_What is needed_:
Copy each line of the records verbatim, with no changes.

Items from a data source
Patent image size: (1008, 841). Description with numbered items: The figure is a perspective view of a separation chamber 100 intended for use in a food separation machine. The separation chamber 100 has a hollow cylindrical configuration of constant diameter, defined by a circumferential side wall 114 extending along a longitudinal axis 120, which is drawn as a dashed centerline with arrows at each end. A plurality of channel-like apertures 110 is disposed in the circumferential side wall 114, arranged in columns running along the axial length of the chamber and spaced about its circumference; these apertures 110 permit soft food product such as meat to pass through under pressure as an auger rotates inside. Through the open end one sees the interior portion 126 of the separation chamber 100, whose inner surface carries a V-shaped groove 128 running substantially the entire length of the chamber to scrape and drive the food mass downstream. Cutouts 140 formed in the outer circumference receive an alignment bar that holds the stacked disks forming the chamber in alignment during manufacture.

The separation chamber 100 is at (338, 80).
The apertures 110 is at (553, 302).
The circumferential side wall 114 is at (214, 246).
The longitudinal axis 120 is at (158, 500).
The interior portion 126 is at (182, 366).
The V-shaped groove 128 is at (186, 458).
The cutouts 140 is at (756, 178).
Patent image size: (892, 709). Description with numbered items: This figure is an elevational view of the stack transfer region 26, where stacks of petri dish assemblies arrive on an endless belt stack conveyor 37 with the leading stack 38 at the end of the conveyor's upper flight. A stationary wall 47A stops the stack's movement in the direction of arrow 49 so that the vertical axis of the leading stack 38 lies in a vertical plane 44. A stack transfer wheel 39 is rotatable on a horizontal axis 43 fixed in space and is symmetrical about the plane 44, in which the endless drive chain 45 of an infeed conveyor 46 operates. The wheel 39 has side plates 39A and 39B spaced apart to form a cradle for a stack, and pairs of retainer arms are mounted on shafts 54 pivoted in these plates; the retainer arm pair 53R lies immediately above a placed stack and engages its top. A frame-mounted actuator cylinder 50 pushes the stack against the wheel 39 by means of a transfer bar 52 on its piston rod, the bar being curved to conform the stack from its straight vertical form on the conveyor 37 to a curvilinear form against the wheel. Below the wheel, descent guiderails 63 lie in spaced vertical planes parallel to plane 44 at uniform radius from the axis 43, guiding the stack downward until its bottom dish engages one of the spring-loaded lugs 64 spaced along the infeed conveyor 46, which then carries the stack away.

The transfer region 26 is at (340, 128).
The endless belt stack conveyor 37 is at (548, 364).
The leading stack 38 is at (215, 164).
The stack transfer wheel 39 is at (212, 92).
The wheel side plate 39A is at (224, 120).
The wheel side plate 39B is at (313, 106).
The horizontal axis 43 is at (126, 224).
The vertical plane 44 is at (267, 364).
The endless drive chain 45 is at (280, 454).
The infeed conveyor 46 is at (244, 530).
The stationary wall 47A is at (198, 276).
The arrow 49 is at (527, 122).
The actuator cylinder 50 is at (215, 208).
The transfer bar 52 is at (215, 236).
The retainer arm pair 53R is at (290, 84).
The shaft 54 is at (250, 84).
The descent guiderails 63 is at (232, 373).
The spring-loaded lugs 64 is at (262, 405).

_Final result_:
Patent image size: (1008, 841). Description with numbered items: The figure is a perspective view of a separation chamber 100 intended for use in a food separation machine. The separation chamber 100 has a hollow cylindrical configuration of constant diameter, defined by a circumferential side wall 114 extending along a longitudinal axis 120, which is drawn as a dashed centerline with arrows at each end. A plurality of channel-like apertures 110 is disposed in the circumferential side wall 114, arranged in columns running along the axial length of the chamber and spaced about its circumference; these apertures 110 permit soft food product such as meat to pass through under pressure as an auger rotates inside. Through the open end one sees the interior portion 126 of the separation chamber 100, whose inner surface carries a V-shaped groove 128 running substantially the entire length of the chamber to scrape and drive the food mass downstream. Cutouts 140 formed in the outer circumference receive an alignment bar that holds the stacked disks forming the chamber in alignment during manufacture.

The separation chamber 100 is at (338, 80).
The apertures 110 is at (553, 302).
The circumferential side wall 114 is at (214, 246).
The longitudinal axis 120 is at (158, 500).
The interior portion 126 is at (182, 366).
The V-shaped groove 128 is at (186, 458).
The cutouts 140 is at (756, 178).
Patent image size: (892, 709). Description with numbered items: This figure is an elevational view of the stack transfer region 26, where stacks of petri dish assemblies arrive on an endless belt stack conveyor 37 with the leading stack 38 at the end of the conveyor's upper flight. A stationary wall 47A stops the stack's movement in the direction of arrow 49 so that the vertical axis of the leading stack 38 lies in a vertical plane 44. A stack transfer wheel 39 is rotatable on a horizontal axis 43 fixed in space and is symmetrical about the plane 44, in which the endless drive chain 45 of an infeed conveyor 46 operates. The wheel 39 has side plates 39A and 39B spaced apart to form a cradle for a stack, and pairs of retainer arms are mounted on shafts 54 pivoted in these plates; the retainer arm pair 53R lies immediately above a placed stack and engages its top. A frame-mounted actuator cylinder 50 pushes the stack against the wheel 39 by means of a transfer bar 52 on its piston rod, the bar being curved to conform the stack from its straight vertical form on the conveyor 37 to a curvilinear form against the wheel. Below the wheel, descent guiderails 63 lie in spaced vertical planes parallel to plane 44 at uniform radius from the axis 43, guiding the stack downward until its bottom dish engages one of the spring-loaded lugs 64 spaced along the infeed conveyor 46, which then carries the stack away.

The transfer region 26 is at (340, 128).
The endless belt stack conveyor 37 is at (548, 364).
The leading stack 38 is at (215, 164).
The stack transfer wheel 39 is at (212, 92).
The wheel side plate 39A is at (224, 120).
The wheel side plate 39B is at (313, 106).
The horizontal axis 43 is at (126, 224).
The vertical plane 44 is at (267, 364).
The endless drive chain 45 is at (280, 454).
The infeed conveyor 46 is at (244, 530).
The stationary wall 47A is at (198, 276).
The arrow 49 is at (527, 122).
The actuator cylinder 50 is at (215, 208).
The transfer bar 52 is at (215, 236).
The retainer arm pair 53R is at (290, 84).
The shaft 54 is at (250, 84).
The descent guiderails 63 is at (232, 373).
The spring-loaded lugs 64 is at (262, 405).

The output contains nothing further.